Seek out every line containing the word "JSON", and copy each.

───

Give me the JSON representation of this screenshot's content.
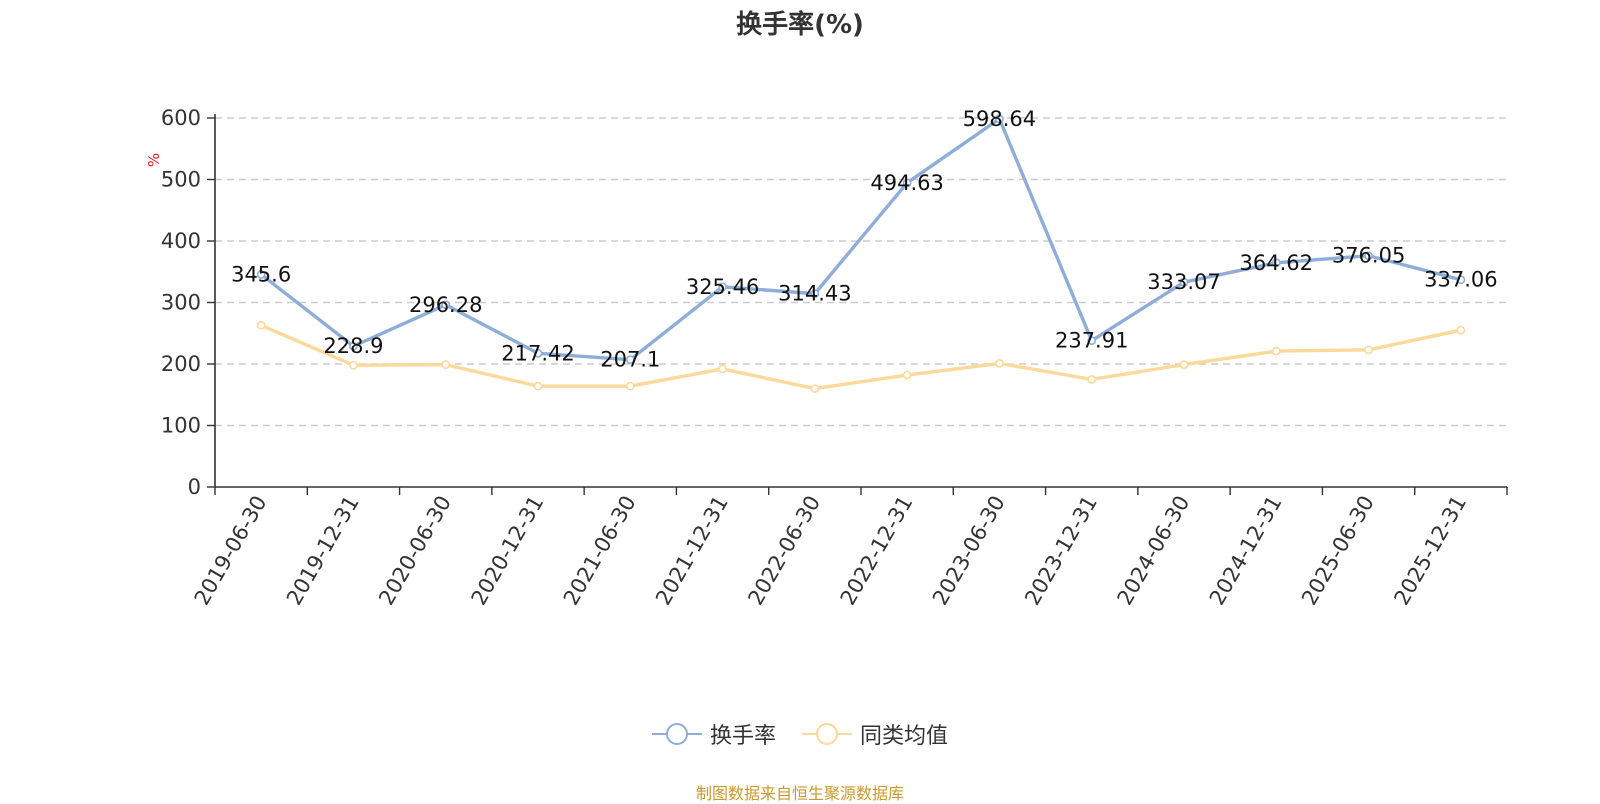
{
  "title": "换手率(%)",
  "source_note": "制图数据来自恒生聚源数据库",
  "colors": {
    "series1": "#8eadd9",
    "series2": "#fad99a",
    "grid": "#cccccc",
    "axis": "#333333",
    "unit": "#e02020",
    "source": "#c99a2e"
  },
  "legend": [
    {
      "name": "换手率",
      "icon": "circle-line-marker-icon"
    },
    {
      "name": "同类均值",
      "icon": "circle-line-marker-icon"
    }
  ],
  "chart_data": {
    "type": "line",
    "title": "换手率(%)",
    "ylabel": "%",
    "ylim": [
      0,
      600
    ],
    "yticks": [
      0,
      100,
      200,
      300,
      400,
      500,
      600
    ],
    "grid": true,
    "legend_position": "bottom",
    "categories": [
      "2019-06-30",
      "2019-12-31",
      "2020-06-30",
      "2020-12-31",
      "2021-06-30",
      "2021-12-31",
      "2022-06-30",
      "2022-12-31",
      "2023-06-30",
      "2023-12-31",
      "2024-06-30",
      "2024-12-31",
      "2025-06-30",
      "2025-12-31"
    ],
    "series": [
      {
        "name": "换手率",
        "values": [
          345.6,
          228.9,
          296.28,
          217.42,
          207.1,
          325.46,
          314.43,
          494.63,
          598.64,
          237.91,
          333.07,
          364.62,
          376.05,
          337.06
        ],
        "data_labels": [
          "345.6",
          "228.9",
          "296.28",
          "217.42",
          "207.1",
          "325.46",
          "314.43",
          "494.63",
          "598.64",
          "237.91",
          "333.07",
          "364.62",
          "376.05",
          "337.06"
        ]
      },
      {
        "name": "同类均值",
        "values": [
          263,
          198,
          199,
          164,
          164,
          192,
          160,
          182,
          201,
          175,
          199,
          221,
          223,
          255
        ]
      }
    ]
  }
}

───

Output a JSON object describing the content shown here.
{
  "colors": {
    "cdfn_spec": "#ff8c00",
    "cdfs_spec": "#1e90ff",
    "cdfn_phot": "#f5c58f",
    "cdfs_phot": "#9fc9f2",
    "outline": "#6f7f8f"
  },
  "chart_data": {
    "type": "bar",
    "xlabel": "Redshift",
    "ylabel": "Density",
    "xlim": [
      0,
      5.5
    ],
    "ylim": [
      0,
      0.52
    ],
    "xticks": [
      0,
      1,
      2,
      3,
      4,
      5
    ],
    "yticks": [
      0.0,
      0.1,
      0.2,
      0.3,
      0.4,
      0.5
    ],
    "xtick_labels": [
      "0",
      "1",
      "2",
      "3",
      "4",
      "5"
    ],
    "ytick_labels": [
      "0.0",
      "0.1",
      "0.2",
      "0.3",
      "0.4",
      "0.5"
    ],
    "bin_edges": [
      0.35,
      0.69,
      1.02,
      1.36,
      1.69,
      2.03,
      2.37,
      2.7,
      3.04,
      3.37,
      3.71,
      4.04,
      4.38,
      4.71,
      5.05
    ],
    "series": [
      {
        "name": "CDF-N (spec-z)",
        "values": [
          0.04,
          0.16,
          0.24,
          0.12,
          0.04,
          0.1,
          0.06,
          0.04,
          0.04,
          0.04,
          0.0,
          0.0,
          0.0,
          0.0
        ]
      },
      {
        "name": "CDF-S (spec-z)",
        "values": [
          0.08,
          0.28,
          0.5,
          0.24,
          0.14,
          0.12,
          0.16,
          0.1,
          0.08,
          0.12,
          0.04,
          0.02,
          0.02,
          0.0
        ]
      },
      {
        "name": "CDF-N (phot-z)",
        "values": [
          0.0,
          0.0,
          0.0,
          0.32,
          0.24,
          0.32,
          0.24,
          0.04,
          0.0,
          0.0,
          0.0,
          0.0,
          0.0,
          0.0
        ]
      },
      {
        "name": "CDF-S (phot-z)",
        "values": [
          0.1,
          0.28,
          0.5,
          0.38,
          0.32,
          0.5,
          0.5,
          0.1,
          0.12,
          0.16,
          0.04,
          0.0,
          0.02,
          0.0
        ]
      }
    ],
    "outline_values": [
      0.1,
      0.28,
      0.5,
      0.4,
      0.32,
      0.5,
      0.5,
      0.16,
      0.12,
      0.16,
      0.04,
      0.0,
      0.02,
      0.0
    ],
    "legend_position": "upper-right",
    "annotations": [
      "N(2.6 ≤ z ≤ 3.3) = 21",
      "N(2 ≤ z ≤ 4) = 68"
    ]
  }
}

───

● RESPONSE FOR THIS EXERCISE:
Give me the JSON representation of this screenshot's content.
Output a JSON object describing the content shown here.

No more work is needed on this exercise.